◆ Exercise instructions ◆
Return every line of the data below that includes the string "name".

◆ Working data ◆

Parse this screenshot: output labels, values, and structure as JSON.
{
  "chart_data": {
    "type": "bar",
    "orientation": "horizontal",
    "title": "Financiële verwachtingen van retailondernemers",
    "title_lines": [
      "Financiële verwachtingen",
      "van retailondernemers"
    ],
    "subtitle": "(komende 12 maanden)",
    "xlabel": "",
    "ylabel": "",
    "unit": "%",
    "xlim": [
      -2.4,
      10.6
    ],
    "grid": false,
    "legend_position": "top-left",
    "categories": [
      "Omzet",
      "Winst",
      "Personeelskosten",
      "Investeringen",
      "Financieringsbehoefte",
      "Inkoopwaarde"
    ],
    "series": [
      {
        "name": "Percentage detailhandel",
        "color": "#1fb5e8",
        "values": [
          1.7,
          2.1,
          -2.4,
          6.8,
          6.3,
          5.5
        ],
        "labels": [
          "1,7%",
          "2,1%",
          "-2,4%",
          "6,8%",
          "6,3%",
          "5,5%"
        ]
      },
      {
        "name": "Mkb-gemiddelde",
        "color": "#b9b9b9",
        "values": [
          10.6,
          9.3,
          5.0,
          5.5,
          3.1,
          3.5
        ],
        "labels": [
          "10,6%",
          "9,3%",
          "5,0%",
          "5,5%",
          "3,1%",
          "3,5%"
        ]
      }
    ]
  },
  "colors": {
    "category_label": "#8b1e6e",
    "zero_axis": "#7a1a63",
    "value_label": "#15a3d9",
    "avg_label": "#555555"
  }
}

◆ Exercise solution ◆
        "name": "Percentage detailhandel",
        "name": "Mkb-gemiddelde",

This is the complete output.